### RECORD EXTRACTS
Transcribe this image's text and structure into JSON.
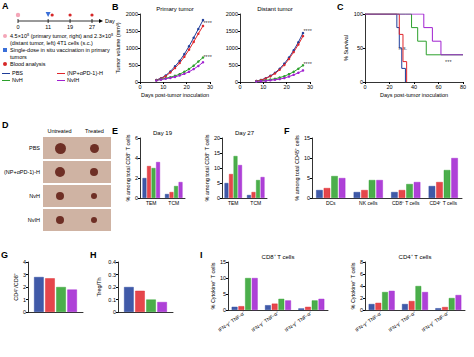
{
  "schematic": {
    "panel": "A",
    "days": [
      0,
      11,
      19,
      27
    ],
    "day_label": "Day",
    "notes": [
      {
        "text": "4.5×10⁵ (primary tumor, right) and 2.3×10⁵ (distant tumor, left) 4T1 cells (s.c.)",
        "marker": "cells"
      },
      {
        "text": "Single-dose in situ vaccination in primary tumors",
        "marker": "vaccination"
      },
      {
        "text": "Blood analysis",
        "marker": "blood"
      }
    ]
  },
  "photos": {
    "panel": "D",
    "columns": [
      "Untreated",
      "Treated"
    ]
  },
  "chart_data": [
    {
      "type": "line",
      "panel": "B",
      "title": "Primary tumor",
      "xlabel": "Days post-tumor inoculation",
      "ylabel": "Tumor volume (mm³)",
      "x": [
        7,
        9,
        11,
        13,
        15,
        17,
        19,
        21,
        23,
        25,
        27
      ],
      "xlim": [
        0,
        30
      ],
      "xticks": [
        0,
        10,
        20,
        30
      ],
      "ylim": [
        0,
        2000
      ],
      "yticks": [
        0,
        500,
        1000,
        1500,
        2000
      ],
      "grid": false,
      "marker": "circle",
      "series": [
        {
          "name": "PBS",
          "color": "#1f3d99",
          "values": [
            60,
            110,
            190,
            310,
            460,
            620,
            820,
            1050,
            1300,
            1560,
            1820
          ]
        },
        {
          "name": "(NP+αPD-1)-H",
          "color": "#e0262b",
          "values": [
            55,
            100,
            170,
            280,
            410,
            560,
            740,
            950,
            1180,
            1420,
            1650
          ]
        },
        {
          "name": "NvH",
          "color": "#2ca02c",
          "values": [
            50,
            80,
            110,
            140,
            180,
            230,
            300,
            380,
            480,
            600,
            720
          ]
        },
        {
          "name": "NvIH",
          "color": "#a020d0",
          "values": [
            45,
            70,
            95,
            120,
            150,
            190,
            240,
            300,
            380,
            470,
            580
          ]
        }
      ],
      "annotations": [
        {
          "text": "****",
          "x": 29,
          "y": 1650
        },
        {
          "text": "****",
          "x": 29,
          "y": 650
        }
      ]
    },
    {
      "type": "line",
      "title": "Distant tumor",
      "x": [
        7,
        9,
        11,
        13,
        15,
        17,
        19,
        21,
        23,
        25,
        27
      ],
      "xlim": [
        0,
        30
      ],
      "xticks": [
        0,
        10,
        20,
        30
      ],
      "ylim": [
        0,
        2000
      ],
      "yticks": [
        0,
        500,
        1000,
        1500,
        2000
      ],
      "grid": false,
      "marker": "circle",
      "series": [
        {
          "name": "PBS",
          "color": "#1f3d99",
          "values": [
            30,
            60,
            110,
            180,
            270,
            390,
            540,
            720,
            930,
            1170,
            1440
          ]
        },
        {
          "name": "(NP+αPD-1)-H",
          "color": "#e0262b",
          "values": [
            30,
            55,
            100,
            170,
            250,
            360,
            500,
            680,
            880,
            1100,
            1350
          ]
        },
        {
          "name": "NvH",
          "color": "#2ca02c",
          "values": [
            20,
            35,
            50,
            70,
            95,
            130,
            170,
            230,
            300,
            390,
            490
          ]
        },
        {
          "name": "NvIH",
          "color": "#a020d0",
          "values": [
            15,
            25,
            35,
            50,
            65,
            85,
            115,
            160,
            210,
            270,
            340
          ]
        }
      ],
      "annotations": [
        {
          "text": "****",
          "x": 29,
          "y": 1400
        },
        {
          "text": "****",
          "x": 29,
          "y": 430
        }
      ]
    },
    {
      "type": "line",
      "panel": "C",
      "xlabel": "Days post-tumor inoculation",
      "ylabel": "% Survival",
      "xlim": [
        0,
        80
      ],
      "xticks": [
        0,
        20,
        40,
        60,
        80
      ],
      "ylim": [
        0,
        100
      ],
      "yticks": [
        0,
        50,
        100
      ],
      "grid": false,
      "marker": "none",
      "line_style": "step",
      "series": [
        {
          "name": "PBS",
          "color": "#1f3d99",
          "x": [
            0,
            24,
            26,
            28,
            30,
            33
          ],
          "values": [
            100,
            100,
            80,
            50,
            20,
            0
          ]
        },
        {
          "name": "(NP+αPD-1)-H",
          "color": "#e0262b",
          "x": [
            0,
            26,
            28,
            31,
            34
          ],
          "values": [
            100,
            100,
            70,
            30,
            0
          ]
        },
        {
          "name": "NvH",
          "color": "#2ca02c",
          "x": [
            0,
            33,
            38,
            43,
            50,
            80
          ],
          "values": [
            100,
            100,
            80,
            60,
            40,
            40
          ]
        },
        {
          "name": "NvIH",
          "color": "#a020d0",
          "x": [
            0,
            40,
            48,
            55,
            62,
            80
          ],
          "values": [
            100,
            100,
            80,
            60,
            40,
            40
          ]
        }
      ],
      "annotations": [
        {
          "text": "n.s.",
          "x": 31,
          "y": 45
        },
        {
          "text": "***",
          "x": 68,
          "y": 25
        }
      ]
    },
    {
      "type": "bar",
      "panel": "E",
      "title": "Day 19",
      "ylabel": "% among total CD8⁺ T cells",
      "categories": [
        "TEM",
        "TCM"
      ],
      "ylim": [
        0,
        6
      ],
      "yticks": [
        0,
        2,
        4,
        6
      ],
      "grid": false,
      "series": [
        {
          "name": "PBS",
          "color": "#1f3d99",
          "values": [
            2.0,
            0.4
          ]
        },
        {
          "name": "(NP+αPD-1)-H",
          "color": "#e0262b",
          "values": [
            3.2,
            0.6
          ]
        },
        {
          "name": "NvH",
          "color": "#2ca02c",
          "values": [
            3.0,
            1.2
          ]
        },
        {
          "name": "NvIH",
          "color": "#a020d0",
          "values": [
            3.6,
            1.6
          ]
        }
      ]
    },
    {
      "type": "bar",
      "title": "Day 27",
      "ylabel": "% among total CD8⁺ T cells",
      "categories": [
        "TEM",
        "TCM"
      ],
      "ylim": [
        0,
        20
      ],
      "yticks": [
        0,
        5,
        10,
        15,
        20
      ],
      "grid": false,
      "series": [
        {
          "name": "PBS",
          "color": "#1f3d99",
          "values": [
            5,
            1
          ]
        },
        {
          "name": "(NP+αPD-1)-H",
          "color": "#e0262b",
          "values": [
            8,
            2
          ]
        },
        {
          "name": "NvH",
          "color": "#2ca02c",
          "values": [
            14,
            6
          ]
        },
        {
          "name": "NvIH",
          "color": "#a020d0",
          "values": [
            11,
            7
          ]
        }
      ]
    },
    {
      "type": "bar",
      "panel": "F",
      "ylabel": "% among total CD45⁺ cells",
      "categories": [
        "DCs",
        "NK cells",
        "CD8⁺ T cells",
        "CD4⁺ T cells"
      ],
      "ylim": [
        0,
        15
      ],
      "yticks": [
        0,
        5,
        10,
        15
      ],
      "grid": false,
      "series": [
        {
          "name": "PBS",
          "color": "#1f3d99",
          "values": [
            2,
            1.5,
            1.5,
            3
          ]
        },
        {
          "name": "(NP+αPD-1)-H",
          "color": "#e0262b",
          "values": [
            2.5,
            2,
            2,
            4
          ]
        },
        {
          "name": "NvH",
          "color": "#2ca02c",
          "values": [
            5.5,
            4.5,
            3.5,
            7
          ]
        },
        {
          "name": "NvIH",
          "color": "#a020d0",
          "values": [
            5,
            4.5,
            4,
            10
          ]
        }
      ]
    },
    {
      "type": "bar",
      "panel": "G",
      "ylabel": "CD4⁺/CD8⁺",
      "categories": [
        null
      ],
      "ylim": [
        0,
        4
      ],
      "yticks": [
        0,
        1,
        2,
        3,
        4
      ],
      "grid": false,
      "series": [
        {
          "name": "PBS",
          "color": "#1f3d99",
          "values": [
            2.8
          ]
        },
        {
          "name": "(NP+αPD-1)-H",
          "color": "#e0262b",
          "values": [
            2.7
          ]
        },
        {
          "name": "NvH",
          "color": "#2ca02c",
          "values": [
            2.0
          ]
        },
        {
          "name": "NvIH",
          "color": "#a020d0",
          "values": [
            1.8
          ]
        }
      ]
    },
    {
      "type": "bar",
      "panel": "H",
      "ylabel": "Treg/Th",
      "categories": [
        null
      ],
      "ylim": [
        0,
        0.4
      ],
      "yticks": [
        0,
        0.1,
        0.2,
        0.3,
        0.4
      ],
      "grid": false,
      "series": [
        {
          "name": "PBS",
          "color": "#1f3d99",
          "values": [
            0.2
          ]
        },
        {
          "name": "(NP+αPD-1)-H",
          "color": "#e0262b",
          "values": [
            0.17
          ]
        },
        {
          "name": "NvH",
          "color": "#2ca02c",
          "values": [
            0.1
          ]
        },
        {
          "name": "NvIH",
          "color": "#a020d0",
          "values": [
            0.08
          ]
        }
      ]
    },
    {
      "type": "bar",
      "panel": "I",
      "title": "CD8⁺ T cells",
      "ylabel": "% Cytokine⁺ T cells",
      "categories": [
        "IFN-γ⁺ TNF-α⁻",
        "IFN-γ⁻ TNF-α⁺",
        "IFN-γ⁺ TNF-α⁺"
      ],
      "ylim": [
        0,
        15
      ],
      "yticks": [
        0,
        5,
        10,
        15
      ],
      "grid": false,
      "series": [
        {
          "name": "PBS",
          "color": "#1f3d99",
          "values": [
            1,
            1.5,
            0.5
          ]
        },
        {
          "name": "(NP+αPD-1)-H",
          "color": "#e0262b",
          "values": [
            1.2,
            2,
            1
          ]
        },
        {
          "name": "NvH",
          "color": "#2ca02c",
          "values": [
            10,
            3.5,
            3
          ]
        },
        {
          "name": "NvIH",
          "color": "#a020d0",
          "values": [
            10,
            3,
            3.5
          ]
        }
      ]
    },
    {
      "type": "bar",
      "title": "CD4⁺ T cells",
      "ylabel": "% Cytokine⁺ T cells",
      "categories": [
        "IFN-γ⁺ TNF-α⁻",
        "IFN-γ⁻ TNF-α⁺",
        "IFN-γ⁺ TNF-α⁺"
      ],
      "ylim": [
        0,
        8
      ],
      "yticks": [
        0,
        2,
        4,
        6,
        8
      ],
      "grid": false,
      "series": [
        {
          "name": "PBS",
          "color": "#1f3d99",
          "values": [
            1,
            1,
            0.3
          ]
        },
        {
          "name": "(NP+αPD-1)-H",
          "color": "#e0262b",
          "values": [
            1.2,
            1.5,
            0.5
          ]
        },
        {
          "name": "NvH",
          "color": "#2ca02c",
          "values": [
            3,
            4,
            2
          ]
        },
        {
          "name": "NvIH",
          "color": "#a020d0",
          "values": [
            3.2,
            3,
            2.5
          ]
        }
      ]
    }
  ]
}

### EXERCISE BRIEF
Which lines of the data include "vaccination"? Copy each of them.

### YOUR RESPONSE
        "text": "Single-dose in situ vaccination in primary tumors",
        "marker": "vaccination"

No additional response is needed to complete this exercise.